- _Input_
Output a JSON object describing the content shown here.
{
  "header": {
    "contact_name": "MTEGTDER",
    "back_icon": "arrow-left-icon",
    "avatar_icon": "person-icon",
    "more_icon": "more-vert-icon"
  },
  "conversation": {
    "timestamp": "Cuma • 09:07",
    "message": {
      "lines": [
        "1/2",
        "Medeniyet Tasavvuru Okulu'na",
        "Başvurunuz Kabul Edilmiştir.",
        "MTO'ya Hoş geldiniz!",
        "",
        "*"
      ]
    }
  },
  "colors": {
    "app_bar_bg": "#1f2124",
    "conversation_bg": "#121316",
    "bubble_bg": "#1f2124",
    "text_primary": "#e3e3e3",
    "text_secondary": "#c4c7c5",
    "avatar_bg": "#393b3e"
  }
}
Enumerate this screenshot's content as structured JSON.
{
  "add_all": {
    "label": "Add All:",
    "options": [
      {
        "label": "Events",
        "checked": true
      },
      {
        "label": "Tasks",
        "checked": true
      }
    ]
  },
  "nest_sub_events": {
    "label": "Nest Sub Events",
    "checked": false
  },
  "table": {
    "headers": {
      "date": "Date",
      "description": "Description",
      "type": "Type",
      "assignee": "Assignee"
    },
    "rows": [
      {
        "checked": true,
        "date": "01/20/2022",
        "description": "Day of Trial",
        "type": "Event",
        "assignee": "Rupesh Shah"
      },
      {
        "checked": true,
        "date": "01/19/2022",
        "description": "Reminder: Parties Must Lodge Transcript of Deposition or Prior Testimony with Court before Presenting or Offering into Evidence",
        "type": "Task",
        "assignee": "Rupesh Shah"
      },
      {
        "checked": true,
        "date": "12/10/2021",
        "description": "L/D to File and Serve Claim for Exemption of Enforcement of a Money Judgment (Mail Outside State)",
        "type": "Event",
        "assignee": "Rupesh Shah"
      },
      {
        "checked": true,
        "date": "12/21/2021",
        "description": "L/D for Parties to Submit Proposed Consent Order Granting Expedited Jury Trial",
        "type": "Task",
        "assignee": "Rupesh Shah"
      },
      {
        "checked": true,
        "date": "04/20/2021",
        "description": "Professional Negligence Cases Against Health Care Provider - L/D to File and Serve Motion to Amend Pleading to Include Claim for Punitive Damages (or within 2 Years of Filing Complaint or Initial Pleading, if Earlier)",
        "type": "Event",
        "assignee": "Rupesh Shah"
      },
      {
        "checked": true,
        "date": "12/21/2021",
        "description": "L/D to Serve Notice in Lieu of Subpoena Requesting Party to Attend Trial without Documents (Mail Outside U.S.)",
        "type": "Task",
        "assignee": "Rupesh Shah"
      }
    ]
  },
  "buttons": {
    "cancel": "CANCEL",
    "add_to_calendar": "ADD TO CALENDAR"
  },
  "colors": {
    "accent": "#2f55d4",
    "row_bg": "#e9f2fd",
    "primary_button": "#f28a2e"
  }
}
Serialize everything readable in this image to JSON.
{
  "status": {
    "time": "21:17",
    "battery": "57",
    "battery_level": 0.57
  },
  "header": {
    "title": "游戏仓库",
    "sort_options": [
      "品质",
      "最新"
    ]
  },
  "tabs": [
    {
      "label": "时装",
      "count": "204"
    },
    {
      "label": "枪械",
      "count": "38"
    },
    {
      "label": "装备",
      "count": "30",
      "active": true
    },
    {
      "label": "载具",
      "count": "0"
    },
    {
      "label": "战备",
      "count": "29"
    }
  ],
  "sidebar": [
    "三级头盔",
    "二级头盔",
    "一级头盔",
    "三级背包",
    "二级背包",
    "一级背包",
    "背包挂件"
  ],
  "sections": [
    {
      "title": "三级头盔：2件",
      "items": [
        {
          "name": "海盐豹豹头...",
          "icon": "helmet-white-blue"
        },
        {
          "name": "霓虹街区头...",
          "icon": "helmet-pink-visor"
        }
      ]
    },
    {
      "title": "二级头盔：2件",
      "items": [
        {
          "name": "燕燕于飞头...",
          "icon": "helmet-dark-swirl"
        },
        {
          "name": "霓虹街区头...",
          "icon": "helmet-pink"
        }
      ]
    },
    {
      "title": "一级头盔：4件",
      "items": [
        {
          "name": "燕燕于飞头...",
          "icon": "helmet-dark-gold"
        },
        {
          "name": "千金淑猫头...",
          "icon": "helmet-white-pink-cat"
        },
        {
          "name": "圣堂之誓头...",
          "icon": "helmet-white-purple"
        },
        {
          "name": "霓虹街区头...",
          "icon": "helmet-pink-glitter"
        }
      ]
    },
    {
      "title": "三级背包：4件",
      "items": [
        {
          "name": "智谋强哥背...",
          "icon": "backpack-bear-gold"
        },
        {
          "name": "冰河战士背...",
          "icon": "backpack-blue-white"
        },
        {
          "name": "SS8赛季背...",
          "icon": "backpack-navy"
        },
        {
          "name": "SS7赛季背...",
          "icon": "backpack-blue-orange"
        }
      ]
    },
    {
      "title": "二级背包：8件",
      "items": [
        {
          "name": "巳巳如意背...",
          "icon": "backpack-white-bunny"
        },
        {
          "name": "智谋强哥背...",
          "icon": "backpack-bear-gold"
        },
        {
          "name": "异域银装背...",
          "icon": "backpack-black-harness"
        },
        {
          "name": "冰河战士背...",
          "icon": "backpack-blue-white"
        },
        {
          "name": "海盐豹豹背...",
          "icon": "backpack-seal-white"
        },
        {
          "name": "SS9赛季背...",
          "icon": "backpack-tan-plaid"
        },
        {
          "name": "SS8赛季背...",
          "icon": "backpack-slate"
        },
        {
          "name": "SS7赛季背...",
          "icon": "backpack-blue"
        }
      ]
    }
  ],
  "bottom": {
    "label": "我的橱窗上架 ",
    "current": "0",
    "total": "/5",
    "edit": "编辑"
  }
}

- _Problem to work on_
Identify all lines where the word "date" shows up. Copy them.

- _Result_
      "date": "Date",
        "date": "01/20/2022",
        "date": "01/19/2022",
        "date": "12/10/2021",
        "date": "12/21/2021",
        "date": "04/20/2021",
        "date": "12/21/2021",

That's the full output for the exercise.